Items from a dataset
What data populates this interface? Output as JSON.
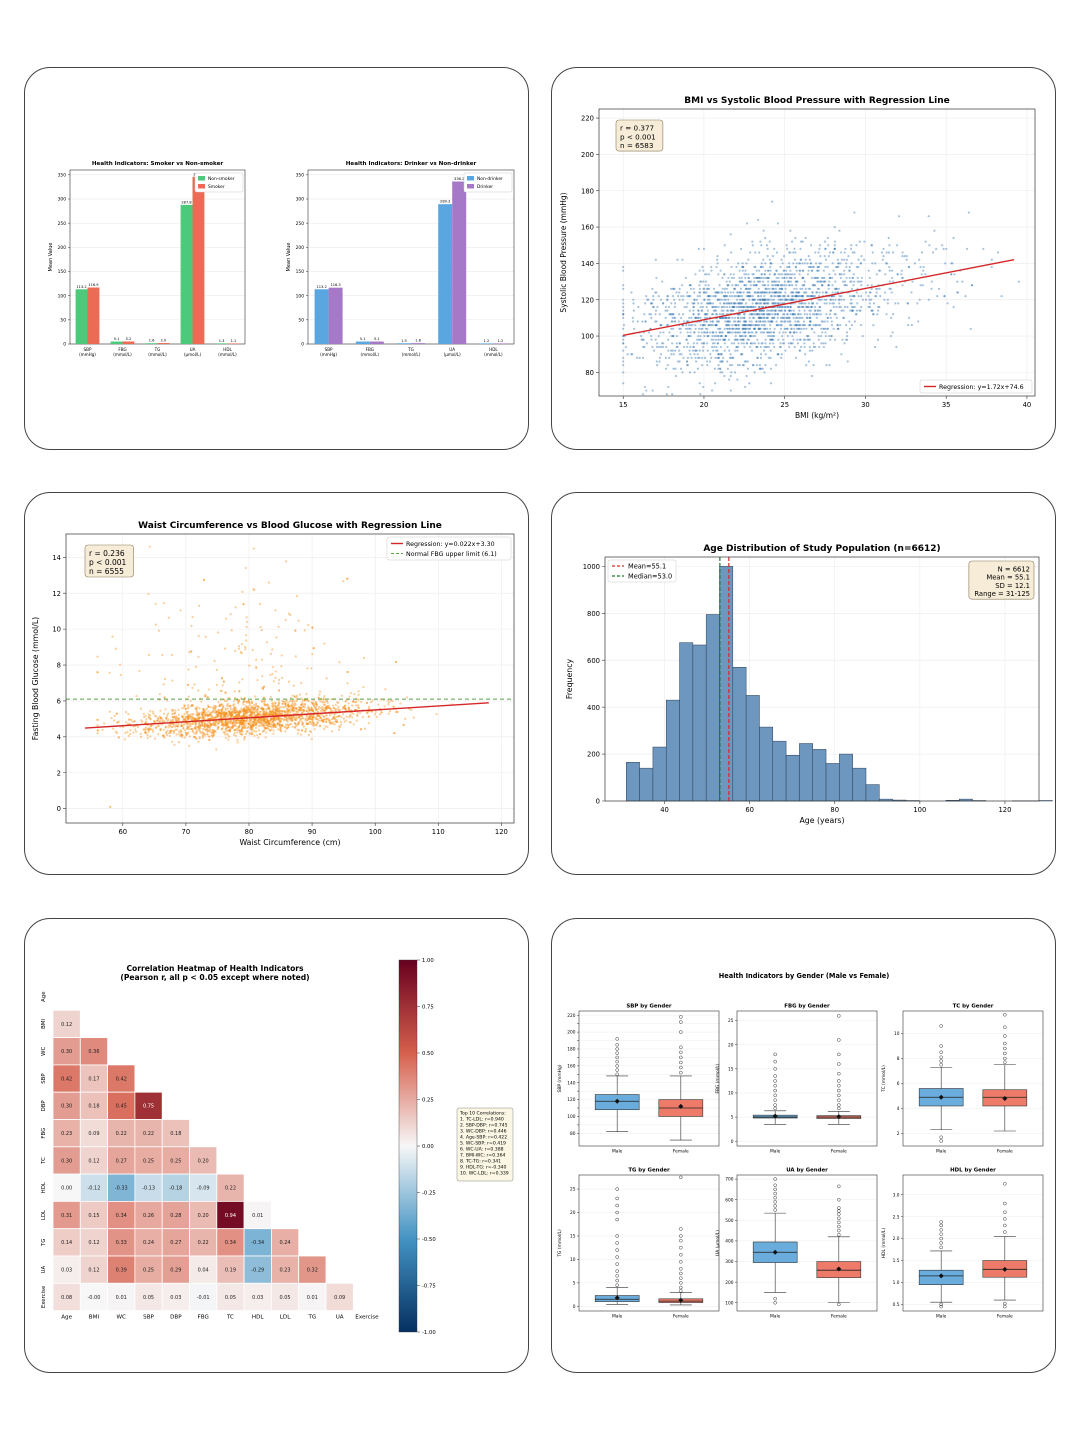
{
  "colors": {
    "nonsmoker": "#4dc97c",
    "smoker": "#eb6b55",
    "nondrinker": "#5aa6e0",
    "drinker": "#a678c8",
    "scatter_blue": "#3b79b4",
    "scatter_orange": "#f7921e",
    "hist": "#6e97c0",
    "regression": "#d62728",
    "mean_line": "#d62728",
    "median_line": "#1f7a2c",
    "male_box": "#6aacdb",
    "female_box": "#ee7b6a"
  },
  "chart_data": [
    {
      "id": "smoker",
      "type": "bar",
      "title": "Health Indicators: Smoker vs Non-smoker",
      "xlabel": "",
      "ylabel": "Mean Value",
      "categories": [
        "SBP\n(mmHg)",
        "FBG\n(mmol/L)",
        "TG\n(mmol/L)",
        "UA\n(μmol/L)",
        "HDL\n(mmol/L)"
      ],
      "ylim": [
        0,
        360
      ],
      "yticks": [
        0,
        50,
        100,
        150,
        200,
        250,
        300,
        350
      ],
      "legend_position": "top-right",
      "series": [
        {
          "name": "Non-smoker",
          "values": [
            113.2,
            5.1,
            1.6,
            287.8,
            1.3
          ],
          "labels": [
            "113.2",
            "5.1",
            "1.6",
            "287.8",
            "1.3"
          ]
        },
        {
          "name": "Smoker",
          "values": [
            116.9,
            5.2,
            2.0,
            346.0,
            1.1
          ],
          "labels": [
            "116.9",
            "5.2",
            "2.0",
            "346.0",
            "1.1"
          ]
        }
      ]
    },
    {
      "id": "drinker",
      "type": "bar",
      "title": "Health Indicators: Drinker vs Non-drinker",
      "xlabel": "",
      "ylabel": "Mean Value",
      "categories": [
        "SBP\n(mmHg)",
        "FBG\n(mmol/L)",
        "TG\n(mmol/L)",
        "UA\n(μmol/L)",
        "HDL\n(mmol/L)"
      ],
      "ylim": [
        0,
        360
      ],
      "yticks": [
        0,
        50,
        100,
        150,
        200,
        250,
        300,
        350
      ],
      "legend_position": "top-right",
      "series": [
        {
          "name": "Non-drinker",
          "values": [
            113.2,
            5.1,
            1.5,
            289.3,
            1.2
          ],
          "labels": [
            "113.2",
            "5.1",
            "1.5",
            "289.3",
            "1.2"
          ]
        },
        {
          "name": "Drinker",
          "values": [
            116.5,
            5.1,
            1.8,
            336.2,
            1.2
          ],
          "labels": [
            "116.5",
            "5.1",
            "1.8",
            "336.2",
            "1.2"
          ]
        }
      ]
    },
    {
      "id": "bmi_sbp",
      "type": "scatter",
      "title": "BMI vs Systolic Blood Pressure with Regression Line",
      "xlabel": "BMI (kg/m²)",
      "ylabel": "Systolic Blood Pressure (mmHg)",
      "xlim": [
        13.5,
        40.5
      ],
      "ylim": [
        67,
        225
      ],
      "xticks": [
        15,
        20,
        25,
        30,
        35,
        40
      ],
      "yticks": [
        80,
        100,
        120,
        140,
        160,
        180,
        200,
        220
      ],
      "grid": true,
      "regression": {
        "slope": 1.72,
        "intercept": 74.6,
        "x_range": [
          15,
          39.2
        ],
        "label": "Regression: y=1.72x+74.6"
      },
      "stats_lines": [
        "r = 0.377",
        "p < 0.001",
        "n = 6583"
      ],
      "legend_position": "bottom-right",
      "n_points": 6583
    },
    {
      "id": "waist_glucose",
      "type": "scatter",
      "title": "Waist Circumference vs Blood Glucose with Regression Line",
      "xlabel": "Waist Circumference (cm)",
      "ylabel": "Fasting Blood Glucose (mmol/L)",
      "xlim": [
        51,
        122
      ],
      "ylim": [
        -0.8,
        15.3
      ],
      "xticks": [
        60,
        70,
        80,
        90,
        100,
        110,
        120
      ],
      "yticks": [
        0,
        2,
        4,
        6,
        8,
        10,
        12,
        14
      ],
      "grid": true,
      "regression": {
        "slope": 0.022,
        "intercept": 3.3,
        "x_range": [
          54,
          118
        ],
        "label": "Regression: y=0.022x+3.30"
      },
      "reference_line": {
        "y": 6.1,
        "label": "Normal FBG upper limit (6.1)"
      },
      "stats_lines": [
        "r = 0.236",
        "p < 0.001",
        "n = 6555"
      ],
      "legend_position": "top-right",
      "n_points": 6555
    },
    {
      "id": "age_hist",
      "type": "bar",
      "title": "Age Distribution of Study Population (n=6612)",
      "xlabel": "Age (years)",
      "ylabel": "Frequency",
      "xlim": [
        26,
        128
      ],
      "ylim": [
        0,
        1040
      ],
      "xticks": [
        40,
        60,
        80,
        100,
        120
      ],
      "yticks": [
        0,
        200,
        400,
        600,
        800,
        1000
      ],
      "bin_start": 31,
      "bin_width": 3.13,
      "counts": [
        165,
        140,
        230,
        430,
        675,
        665,
        795,
        1000,
        570,
        450,
        315,
        255,
        195,
        245,
        220,
        160,
        200,
        140,
        70,
        8,
        4,
        2,
        0,
        0,
        3,
        8,
        2,
        0,
        0,
        1,
        1,
        2
      ],
      "mean": 55.1,
      "median": 53.0,
      "legend": [
        "Mean=55.1",
        "Median=53.0"
      ],
      "stats_lines": [
        "N = 6612",
        "Mean = 55.1",
        "SD = 12.1",
        "Range = 31-125"
      ],
      "grid": true
    },
    {
      "id": "corr_heatmap",
      "type": "heatmap",
      "title": "Correlation Heatmap of Health Indicators",
      "subtitle": "(Pearson r, all p < 0.05 except where noted)",
      "variables": [
        "Age",
        "BMI",
        "WC",
        "SBP",
        "DBP",
        "FBG",
        "TC",
        "HDL",
        "LDL",
        "TG",
        "UA",
        "Exercise"
      ],
      "lower_triangle": [
        [],
        [
          0.12
        ],
        [
          0.3,
          0.36
        ],
        [
          0.42,
          0.17,
          0.42
        ],
        [
          0.3,
          0.18,
          0.45,
          0.75
        ],
        [
          0.23,
          0.09,
          0.22,
          0.22,
          0.18
        ],
        [
          0.3,
          0.12,
          0.27,
          0.25,
          0.25,
          0.2
        ],
        [
          0.0,
          -0.12,
          -0.33,
          -0.13,
          -0.18,
          -0.09,
          0.22
        ],
        [
          0.31,
          0.15,
          0.34,
          0.26,
          0.28,
          0.2,
          0.94,
          0.01
        ],
        [
          0.14,
          0.12,
          0.33,
          0.24,
          0.27,
          0.22,
          0.34,
          -0.34,
          0.24
        ],
        [
          0.03,
          0.12,
          0.39,
          0.25,
          0.29,
          0.04,
          0.19,
          -0.29,
          0.23,
          0.32
        ],
        [
          0.08,
          -0.0,
          0.01,
          0.05,
          0.03,
          -0.01,
          0.05,
          0.03,
          0.05,
          0.01,
          0.09
        ]
      ],
      "lower_triangle_labels": [
        [],
        [
          "0.12"
        ],
        [
          "0.30",
          "0.36"
        ],
        [
          "0.42",
          "0.17",
          "0.42"
        ],
        [
          "0.30",
          "0.18",
          "0.45",
          "0.75"
        ],
        [
          "0.23",
          "0.09",
          "0.22",
          "0.22",
          "0.18"
        ],
        [
          "0.30",
          "0.12",
          "0.27",
          "0.25",
          "0.25",
          "0.20"
        ],
        [
          "0.00",
          "-0.12",
          "-0.33",
          "-0.13",
          "-0.18",
          "-0.09",
          "0.22"
        ],
        [
          "0.31",
          "0.15",
          "0.34",
          "0.26",
          "0.28",
          "0.20",
          "0.94",
          "0.01"
        ],
        [
          "0.14",
          "0.12",
          "0.33",
          "0.24",
          "0.27",
          "0.22",
          "0.34",
          "-0.34",
          "0.24"
        ],
        [
          "0.03",
          "0.12",
          "0.39",
          "0.25",
          "0.29",
          "0.04",
          "0.19",
          "-0.29",
          "0.23",
          "0.32"
        ],
        [
          "0.08",
          "-0.00",
          "0.01",
          "0.05",
          "0.03",
          "-0.01",
          "0.05",
          "0.03",
          "0.05",
          "0.01",
          "0.09"
        ]
      ],
      "colorbar_range": [
        -1,
        1
      ],
      "colorbar_ticks": [
        "1.00",
        "0.75",
        "0.50",
        "0.25",
        "0.00",
        "-0.25",
        "-0.50",
        "-0.75",
        "-1.00"
      ],
      "top_correlations_title": "Top 10 Correlations:",
      "top_correlations": [
        "1. TC-LDL: r=0.940",
        "2. SBP-DBP: r=0.745",
        "3. WC-DBP: r=0.446",
        "4. Age-SBP: r=0.422",
        "5. WC-SBP: r=0.419",
        "6. WC-UA: r=0.388",
        "7. BMI-WC: r=0.364",
        "8. TC-TG: r=0.341",
        "9. HDL-TG: r=-0.340",
        "10. WC-LDL: r=0.339"
      ]
    },
    {
      "id": "gender_boxplots",
      "type": "box",
      "title": "Health Indicators by Gender (Male vs Female)",
      "categories": [
        "Male",
        "Female"
      ],
      "subplots": [
        {
          "title": "SBP by Gender",
          "ylabel": "SBP (mmHg)",
          "ylim": [
            65,
            225
          ],
          "yticks": [
            80,
            90,
            100,
            110,
            120,
            130,
            140,
            150,
            160,
            170,
            180,
            190,
            200,
            210,
            220
          ],
          "ytick_labels": [
            "80",
            "",
            "100",
            "",
            "120",
            "",
            "140",
            "",
            "160",
            "",
            "180",
            "",
            "200",
            "",
            "220"
          ],
          "boxes": [
            {
              "whislo": 82,
              "q1": 108,
              "med": 118,
              "q3": 126,
              "whishi": 148,
              "mean": 118,
              "fliers": [
                150,
                155,
                160,
                165,
                170,
                175,
                180,
                185,
                192
              ]
            },
            {
              "whislo": 72,
              "q1": 100,
              "med": 110,
              "q3": 120,
              "whishi": 148,
              "mean": 112,
              "fliers": [
                152,
                158,
                164,
                170,
                176,
                182,
                200,
                212,
                218
              ]
            }
          ]
        },
        {
          "title": "FBG by Gender",
          "ylabel": "FBG (mmol/L)",
          "ylim": [
            -1,
            27
          ],
          "yticks": [
            0,
            5,
            10,
            15,
            20,
            25
          ],
          "boxes": [
            {
              "whislo": 3.5,
              "q1": 4.8,
              "med": 5.0,
              "q3": 5.4,
              "whishi": 6.3,
              "mean": 5.2,
              "fliers": [
                6.8,
                7.5,
                8.5,
                9.5,
                10.5,
                11.5,
                12.5,
                13.5,
                15,
                16.5,
                18
              ]
            },
            {
              "whislo": 3.5,
              "q1": 4.7,
              "med": 5.0,
              "q3": 5.3,
              "whishi": 6.2,
              "mean": 5.1,
              "fliers": [
                6.8,
                7.5,
                8.5,
                9.5,
                10.5,
                11.5,
                12.5,
                14,
                16,
                18,
                21,
                26
              ]
            }
          ]
        },
        {
          "title": "TC by Gender",
          "ylabel": "TC (mmol/L)",
          "ylim": [
            1,
            11.8
          ],
          "yticks": [
            2,
            4,
            6,
            8,
            10
          ],
          "boxes": [
            {
              "whislo": 2.3,
              "q1": 4.2,
              "med": 4.9,
              "q3": 5.6,
              "whishi": 7.3,
              "mean": 4.9,
              "fliers": [
                1.4,
                1.7,
                7.5,
                7.8,
                8.1,
                8.5,
                9.0,
                10.6
              ]
            },
            {
              "whislo": 2.2,
              "q1": 4.2,
              "med": 4.9,
              "q3": 5.5,
              "whishi": 7.5,
              "mean": 4.8,
              "fliers": [
                7.7,
                8.0,
                8.4,
                8.8,
                9.2,
                9.8,
                10.5,
                11.5
              ]
            }
          ]
        },
        {
          "title": "TG by Gender",
          "ylabel": "TG (mmol/L)",
          "ylim": [
            -1,
            28
          ],
          "yticks": [
            0,
            5,
            10,
            15,
            20,
            25
          ],
          "boxes": [
            {
              "whislo": 0.4,
              "q1": 1.0,
              "med": 1.5,
              "q3": 2.3,
              "whishi": 4.0,
              "mean": 1.8,
              "fliers": [
                4.5,
                5.5,
                6.5,
                7.5,
                9,
                10.5,
                12,
                13.5,
                15,
                18.5,
                20,
                21.5,
                23,
                25
              ]
            },
            {
              "whislo": 0.3,
              "q1": 0.8,
              "med": 1.1,
              "q3": 1.6,
              "whishi": 2.9,
              "mean": 1.3,
              "fliers": [
                3.3,
                4,
                5,
                6,
                7,
                8,
                9.5,
                11,
                12.5,
                14,
                15,
                16.5,
                27.5
              ]
            }
          ]
        },
        {
          "title": "UA by Gender",
          "ylabel": "UA (μmol/L)",
          "ylim": [
            60,
            720
          ],
          "yticks": [
            100,
            200,
            300,
            400,
            500,
            600,
            700
          ],
          "boxes": [
            {
              "whislo": 150,
              "q1": 295,
              "med": 345,
              "q3": 395,
              "whishi": 535,
              "mean": 345,
              "fliers": [
                100,
                120,
                550,
                570,
                590,
                610,
                630,
                650,
                670,
                700
              ]
            },
            {
              "whislo": 100,
              "q1": 222,
              "med": 258,
              "q3": 300,
              "whishi": 420,
              "mean": 264,
              "fliers": [
                92,
                430,
                450,
                470,
                490,
                510,
                530,
                545,
                560,
                600,
                665
              ]
            }
          ]
        },
        {
          "title": "HDL by Gender",
          "ylabel": "HDL (mmol/L)",
          "ylim": [
            0.35,
            3.45
          ],
          "yticks": [
            0.5,
            1.0,
            1.5,
            2.0,
            2.5,
            3.0
          ],
          "ytick_labels": [
            "0.5",
            "1.0",
            "1.5",
            "2.0",
            "2.5",
            "3.0"
          ],
          "boxes": [
            {
              "whislo": 0.55,
              "q1": 0.95,
              "med": 1.15,
              "q3": 1.28,
              "whishi": 1.72,
              "mean": 1.15,
              "fliers": [
                0.45,
                0.5,
                1.8,
                1.9,
                2.0,
                2.1,
                2.2,
                2.3,
                2.38
              ]
            },
            {
              "whislo": 0.6,
              "q1": 1.12,
              "med": 1.3,
              "q3": 1.5,
              "whishi": 2.05,
              "mean": 1.3,
              "fliers": [
                0.45,
                0.52,
                2.15,
                2.3,
                2.45,
                2.6,
                2.8,
                3.25
              ]
            }
          ]
        }
      ]
    }
  ]
}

• [EXERCISE DIRECTIONS]: Gather from the entries above all lines that include the string "Indicators".

• [RESULT BELOW]:
      "title": "Health Indicators: Smoker vs Non-smoker",
      "title": "Health Indicators: Drinker vs Non-drinker",
      "title": "Correlation Heatmap of Health Indicators",
      "title": "Health Indicators by Gender (Male vs Female)",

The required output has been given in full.